» **Written exercise**: Where the data below has the string "xxxx", return the whole line.

(Some records)
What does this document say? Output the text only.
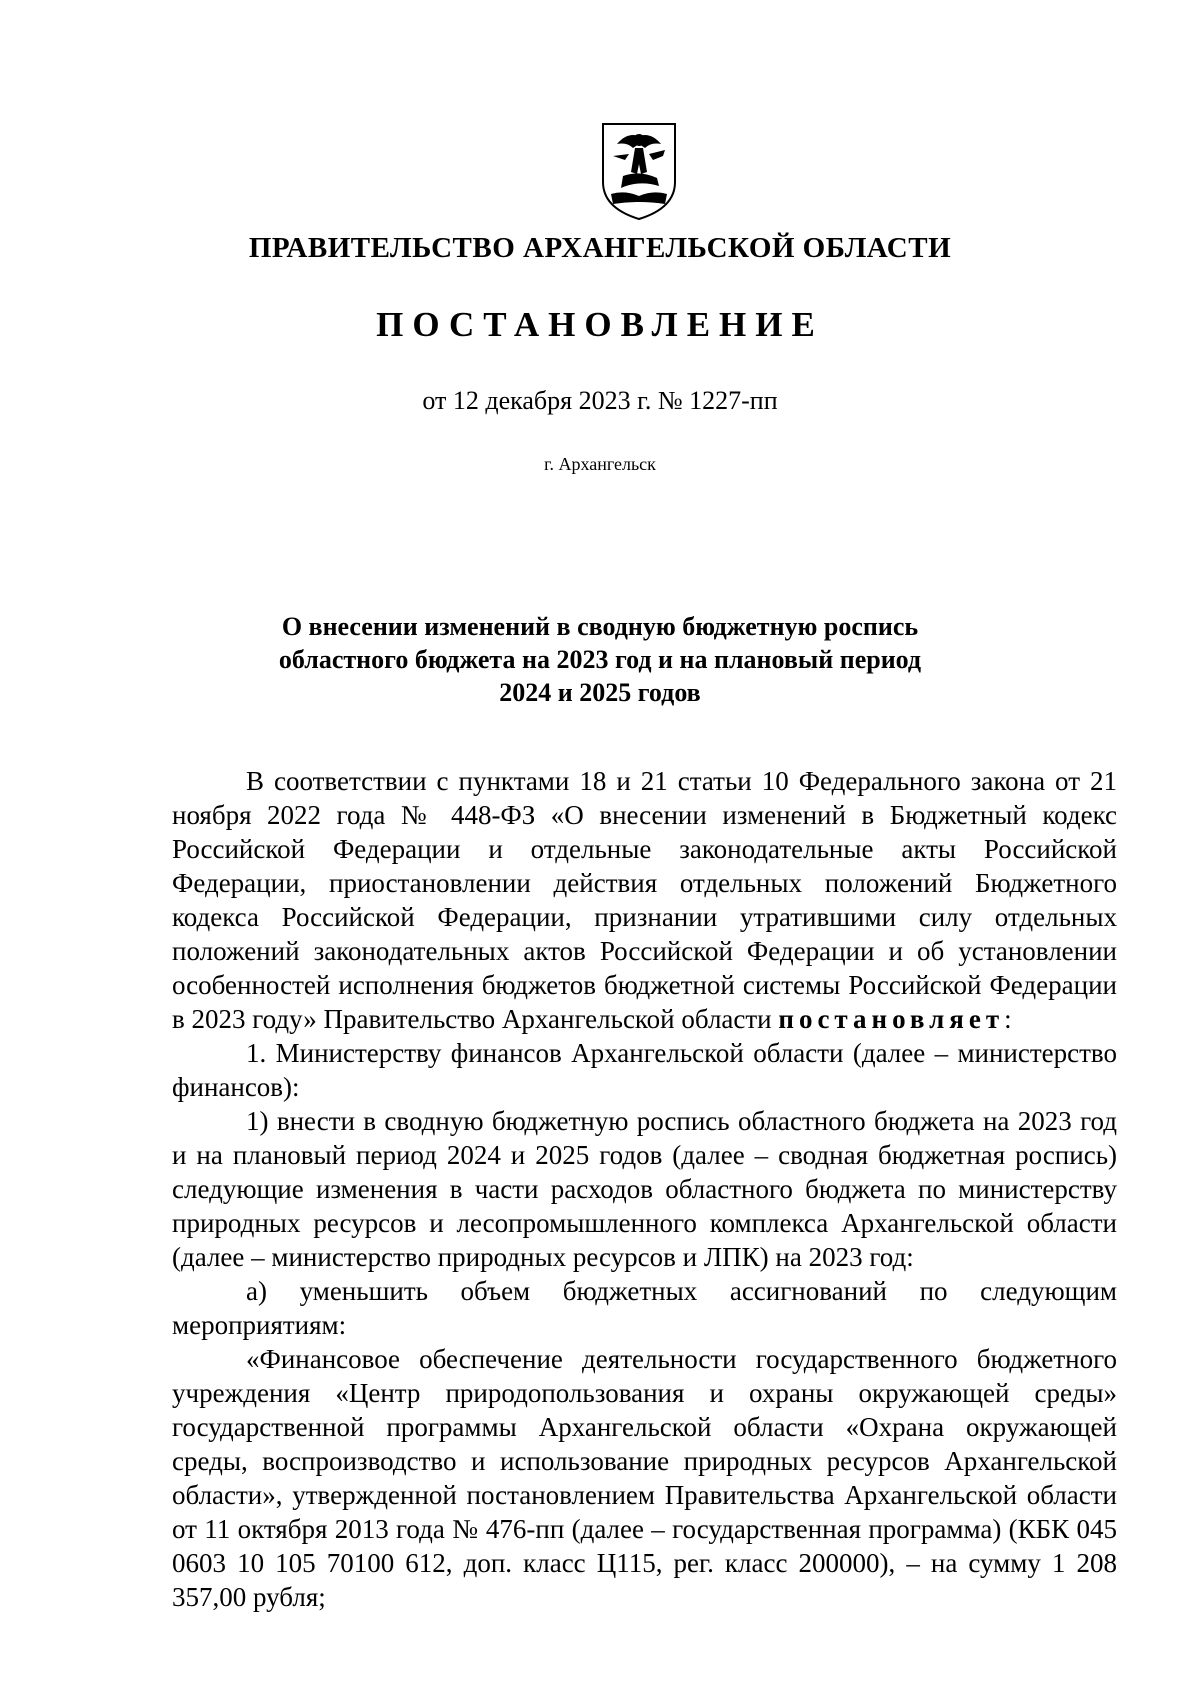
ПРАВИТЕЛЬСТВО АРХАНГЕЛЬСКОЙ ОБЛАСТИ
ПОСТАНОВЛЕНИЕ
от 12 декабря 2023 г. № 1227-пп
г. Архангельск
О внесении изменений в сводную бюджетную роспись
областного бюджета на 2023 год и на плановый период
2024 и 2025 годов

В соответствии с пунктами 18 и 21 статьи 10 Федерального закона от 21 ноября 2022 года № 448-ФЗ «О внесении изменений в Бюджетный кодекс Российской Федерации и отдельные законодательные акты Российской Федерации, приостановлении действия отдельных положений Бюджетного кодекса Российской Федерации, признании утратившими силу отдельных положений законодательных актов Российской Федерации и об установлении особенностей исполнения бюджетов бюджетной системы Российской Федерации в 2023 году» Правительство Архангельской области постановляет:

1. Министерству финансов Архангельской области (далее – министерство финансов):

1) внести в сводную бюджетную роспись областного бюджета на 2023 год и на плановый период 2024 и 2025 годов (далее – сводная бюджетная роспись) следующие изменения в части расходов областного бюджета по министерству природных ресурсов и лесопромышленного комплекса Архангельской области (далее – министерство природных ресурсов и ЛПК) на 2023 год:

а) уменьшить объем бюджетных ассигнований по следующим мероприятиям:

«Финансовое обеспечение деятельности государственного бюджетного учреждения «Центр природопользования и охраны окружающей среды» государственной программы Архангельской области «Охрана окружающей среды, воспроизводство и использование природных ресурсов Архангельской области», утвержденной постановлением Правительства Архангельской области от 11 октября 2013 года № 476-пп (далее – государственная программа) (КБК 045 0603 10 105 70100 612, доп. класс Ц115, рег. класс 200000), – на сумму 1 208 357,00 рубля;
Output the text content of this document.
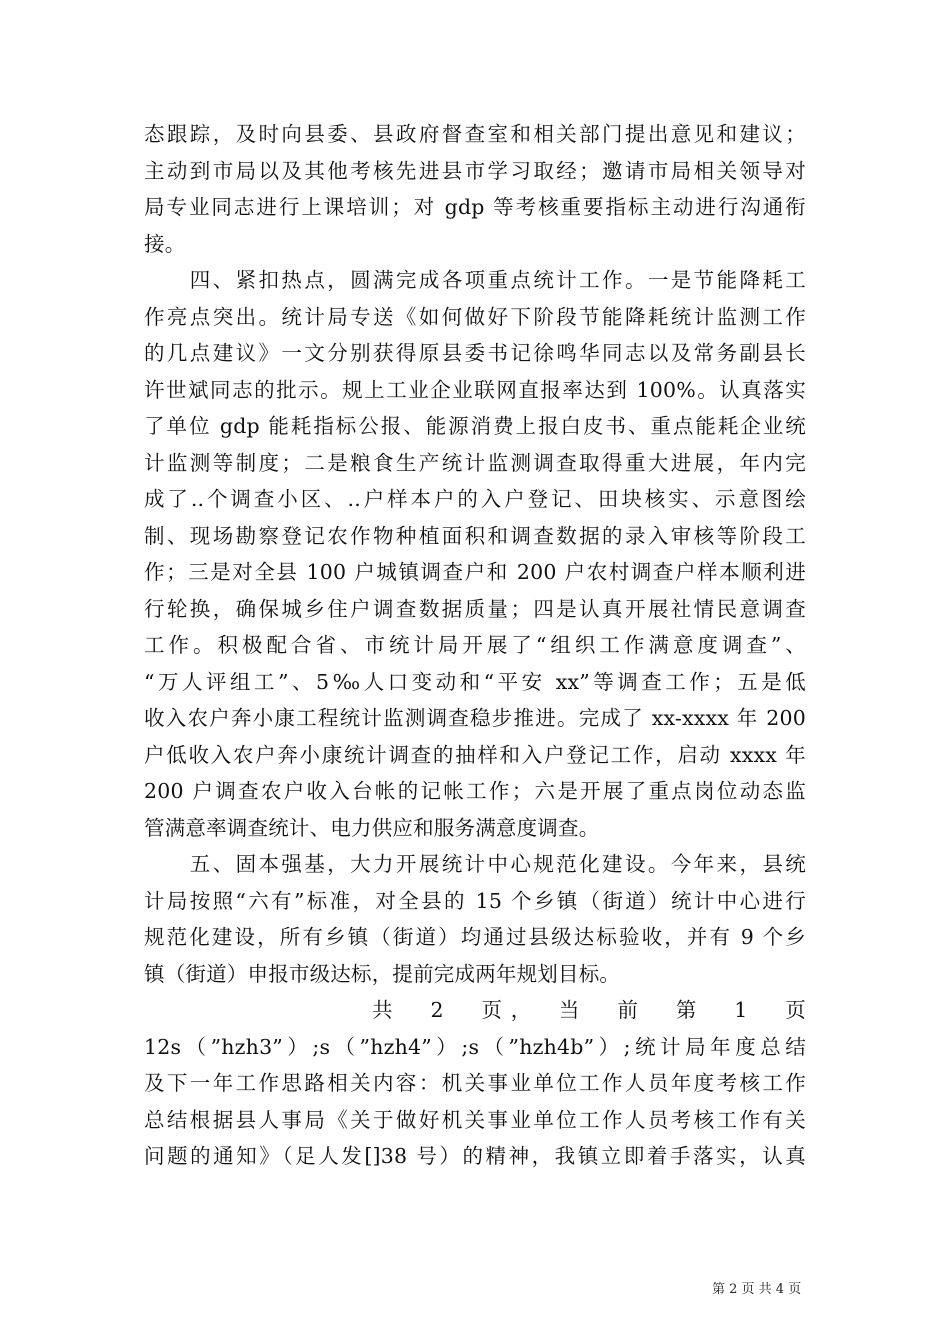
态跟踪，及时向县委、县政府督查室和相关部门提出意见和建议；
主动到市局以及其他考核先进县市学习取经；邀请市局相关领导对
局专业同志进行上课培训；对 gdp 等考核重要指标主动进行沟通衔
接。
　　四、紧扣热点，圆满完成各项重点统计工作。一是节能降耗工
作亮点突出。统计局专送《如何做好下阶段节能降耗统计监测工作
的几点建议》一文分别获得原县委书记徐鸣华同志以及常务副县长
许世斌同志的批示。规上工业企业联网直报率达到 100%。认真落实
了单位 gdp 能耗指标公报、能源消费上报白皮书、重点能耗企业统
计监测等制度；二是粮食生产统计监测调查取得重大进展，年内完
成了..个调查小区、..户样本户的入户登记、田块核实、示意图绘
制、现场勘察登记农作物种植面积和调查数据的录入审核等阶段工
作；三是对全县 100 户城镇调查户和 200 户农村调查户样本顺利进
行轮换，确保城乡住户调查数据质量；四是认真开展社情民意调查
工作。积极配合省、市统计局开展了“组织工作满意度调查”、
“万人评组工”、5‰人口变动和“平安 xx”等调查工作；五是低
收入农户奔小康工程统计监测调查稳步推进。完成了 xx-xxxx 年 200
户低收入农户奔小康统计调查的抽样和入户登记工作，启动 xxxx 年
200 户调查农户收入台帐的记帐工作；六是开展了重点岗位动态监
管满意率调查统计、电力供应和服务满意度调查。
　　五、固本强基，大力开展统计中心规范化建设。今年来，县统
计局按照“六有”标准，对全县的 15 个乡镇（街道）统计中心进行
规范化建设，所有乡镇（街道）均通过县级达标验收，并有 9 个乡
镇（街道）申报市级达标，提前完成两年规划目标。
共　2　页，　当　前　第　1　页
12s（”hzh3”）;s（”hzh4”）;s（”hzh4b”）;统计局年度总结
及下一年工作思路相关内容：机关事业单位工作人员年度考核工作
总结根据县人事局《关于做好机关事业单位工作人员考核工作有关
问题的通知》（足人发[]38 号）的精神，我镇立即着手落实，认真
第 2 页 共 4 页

» **The response**:
收入农户奔小康工程统计监测调查稳步推进。完成了 xx-xxxx 年 200
户低收入农户奔小康统计调查的抽样和入户登记工作，启动 xxxx 年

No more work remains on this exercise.